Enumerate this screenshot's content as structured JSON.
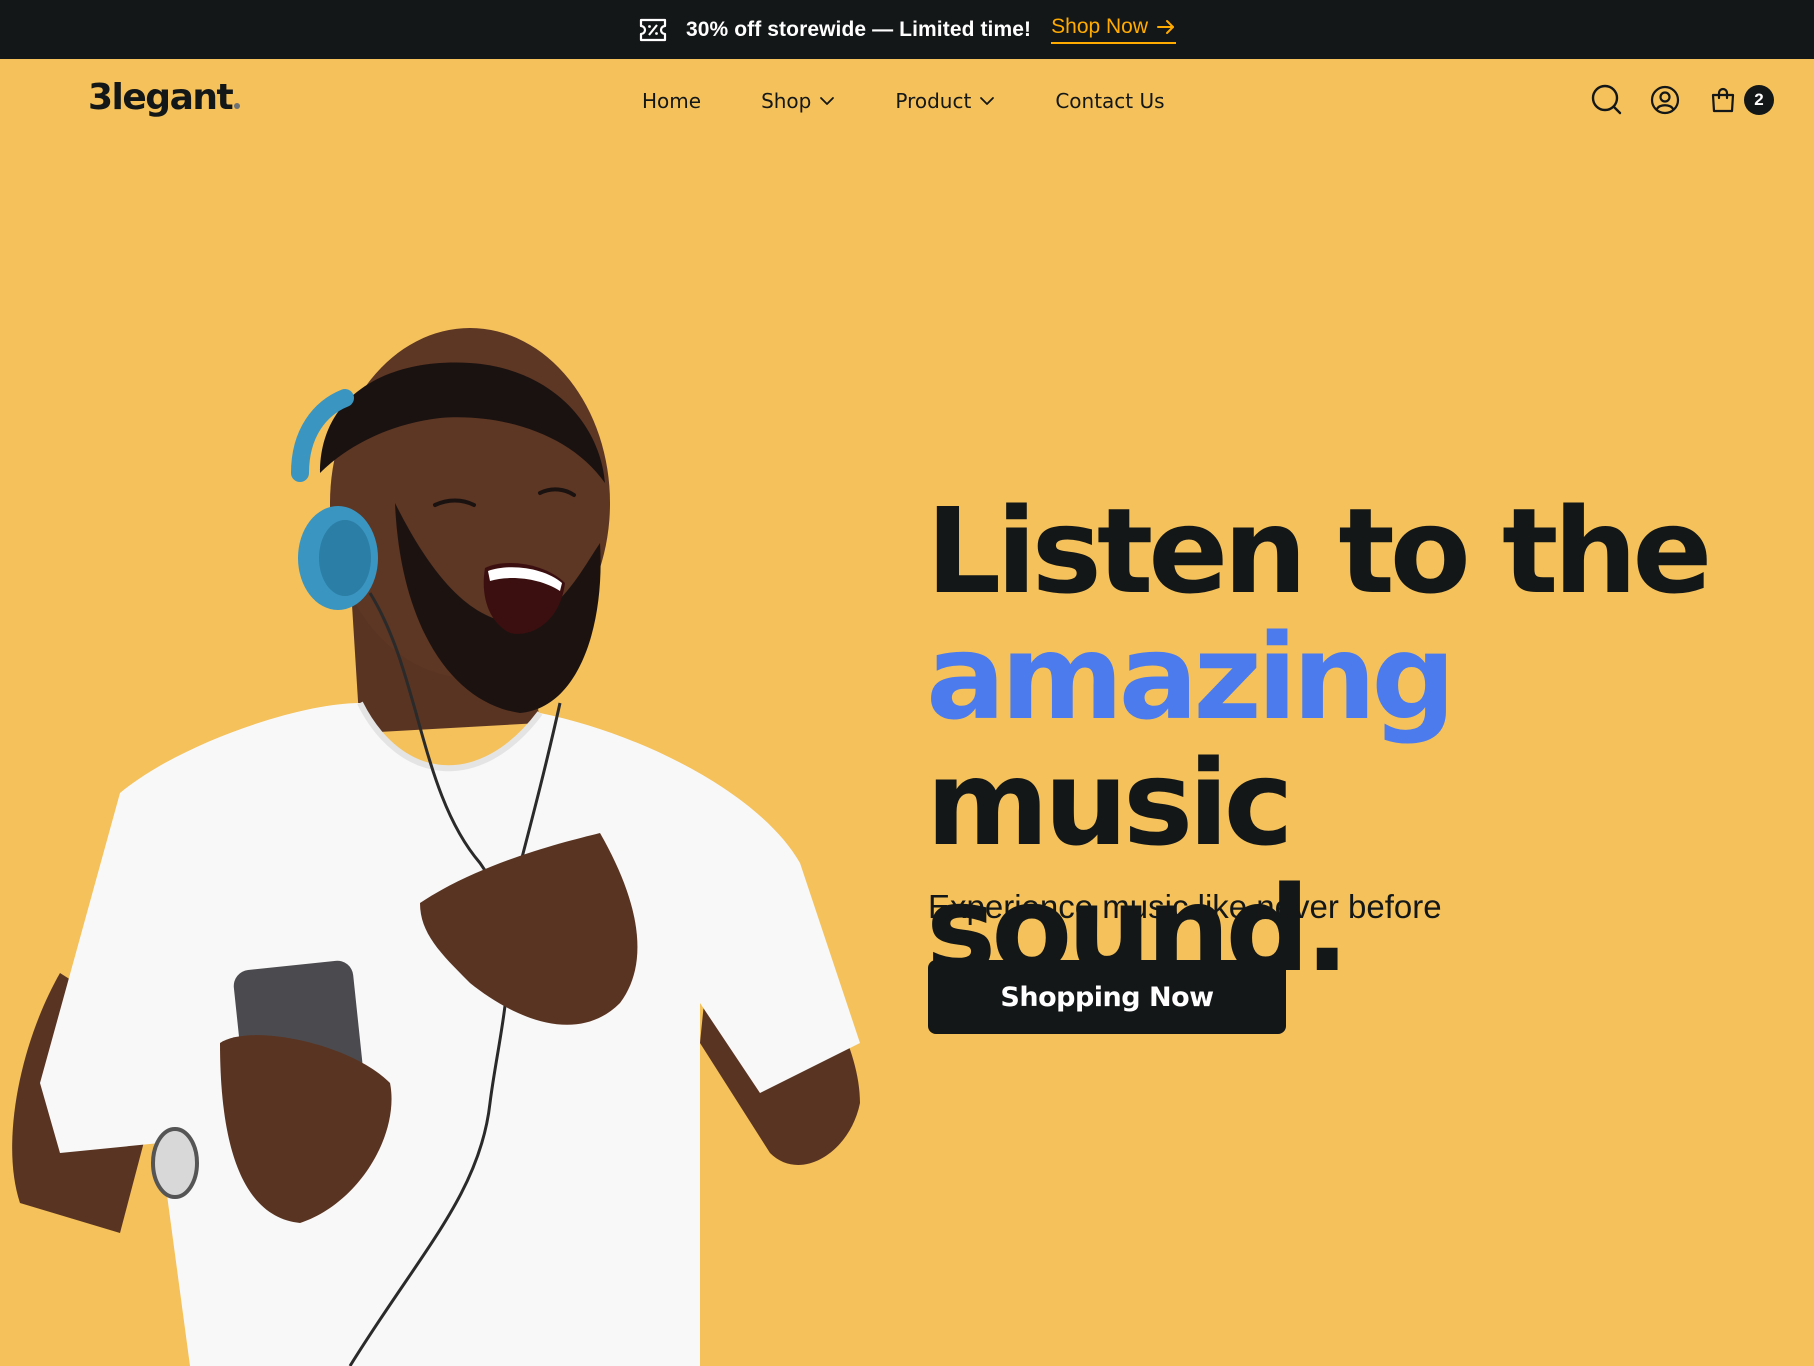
{
  "promo_bar": {
    "icon": "ticket-percent-icon",
    "text": "30% off storewide — Limited time!",
    "link_label": "Shop Now",
    "link_icon": "arrow-right-icon",
    "link_color": "#ffab00"
  },
  "header": {
    "logo_text": "3legant",
    "nav": [
      {
        "label": "Home",
        "has_dropdown": false
      },
      {
        "label": "Shop",
        "has_dropdown": true
      },
      {
        "label": "Product",
        "has_dropdown": true
      },
      {
        "label": "Contact Us",
        "has_dropdown": false
      }
    ],
    "icons": [
      "search-icon",
      "user-icon",
      "shopping-bag-icon"
    ],
    "cart_count": "2"
  },
  "hero": {
    "headline_line1": "Listen to the",
    "headline_accent": "amazing",
    "headline_rest": "music",
    "headline_line3": "sound.",
    "subtitle": "Experience music like never before",
    "cta_label": "Shopping Now",
    "image": "man-with-headphones-photo",
    "background_color": "#f4c15b",
    "accent_color": "#4b7bec"
  }
}
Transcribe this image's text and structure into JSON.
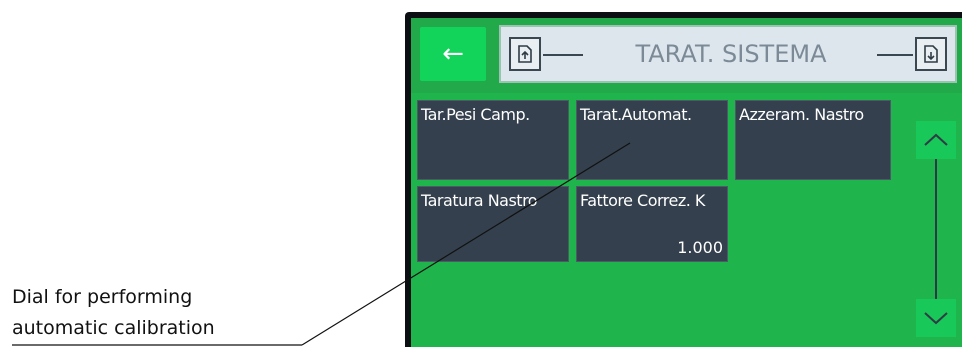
{
  "header": {
    "back_glyph": "←",
    "title": "TARAT. SISTEMA",
    "upload_icon": "file-upload-icon",
    "download_icon": "file-download-icon"
  },
  "tiles": [
    {
      "label": "Tar.Pesi Camp.",
      "value": ""
    },
    {
      "label": "Tarat.Automat.",
      "value": ""
    },
    {
      "label": "Azzeram. Nastro",
      "value": ""
    },
    {
      "label": "Taratura Nastro",
      "value": ""
    },
    {
      "label": "Fattore Correz. K",
      "value": "1.000"
    }
  ],
  "scroll": {
    "up_icon": "chevron-up-icon",
    "down_icon": "chevron-down-icon"
  },
  "annotation": {
    "line1": "Dial for performing",
    "line2": "automatic calibration"
  },
  "colors": {
    "screen_bg": "#1fb54c",
    "tile_bg": "#34404d",
    "accent": "#13d45a"
  }
}
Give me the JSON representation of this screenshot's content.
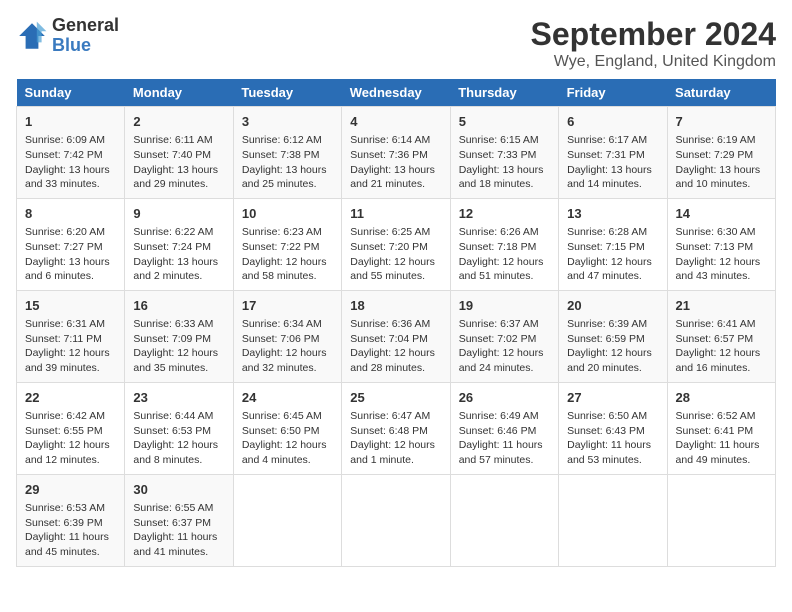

========

** THE REQUEST **
Write every entry out again exactly, dropping the pictures.

** CORRECT RESULT **
Enumerate this screenshot's content as structured JSON.
{
  "promo_bar": {
    "icon": "ticket-percent-icon",
    "text": "30% off storewide — Limited time!",
    "link_label": "Shop Now",
    "link_icon": "arrow-right-icon",
    "link_color": "#ffab00"
  },
  "header": {
    "logo_text": "3legant",
    "nav": [
      {
        "label": "Home",
        "has_dropdown": false
      },
      {
        "label": "Shop",
        "has_dropdown": true
      },
      {
        "label": "Product",
        "has_dropdown": true
      },
      {
        "label": "Contact Us",
        "has_dropdown": false
      }
    ],
    "icons": [
      "search-icon",
      "user-icon",
      "shopping-bag-icon"
    ],
    "cart_count": "2"
  },
  "hero": {
    "headline_line1": "Listen to the",
    "headline_accent": "amazing",
    "headline_rest": "music",
    "headline_line3": "sound.",
    "subtitle": "Experience music like never before",
    "cta_label": "Shopping Now",
    "image": "man-with-headphones-photo",
    "background_color": "#f4c15b",
    "accent_color": "#4b7bec"
  }
}
Transcribe this image's text and structure into JSON.
{
  "header": {
    "back_glyph": "←",
    "title": "TARAT. SISTEMA",
    "upload_icon": "file-upload-icon",
    "download_icon": "file-download-icon"
  },
  "tiles": [
    {
      "label": "Tar.Pesi Camp.",
      "value": ""
    },
    {
      "label": "Tarat.Automat.",
      "value": ""
    },
    {
      "label": "Azzeram. Nastro",
      "value": ""
    },
    {
      "label": "Taratura Nastro",
      "value": ""
    },
    {
      "label": "Fattore Correz. K",
      "value": "1.000"
    }
  ],
  "scroll": {
    "up_icon": "chevron-up-icon",
    "down_icon": "chevron-down-icon"
  },
  "annotation": {
    "line1": "Dial for performing",
    "line2": "automatic calibration"
  },
  "colors": {
    "screen_bg": "#1fb54c",
    "tile_bg": "#34404d",
    "accent": "#13d45a"
  }
}
Give me the JSON representation of this screenshot's content.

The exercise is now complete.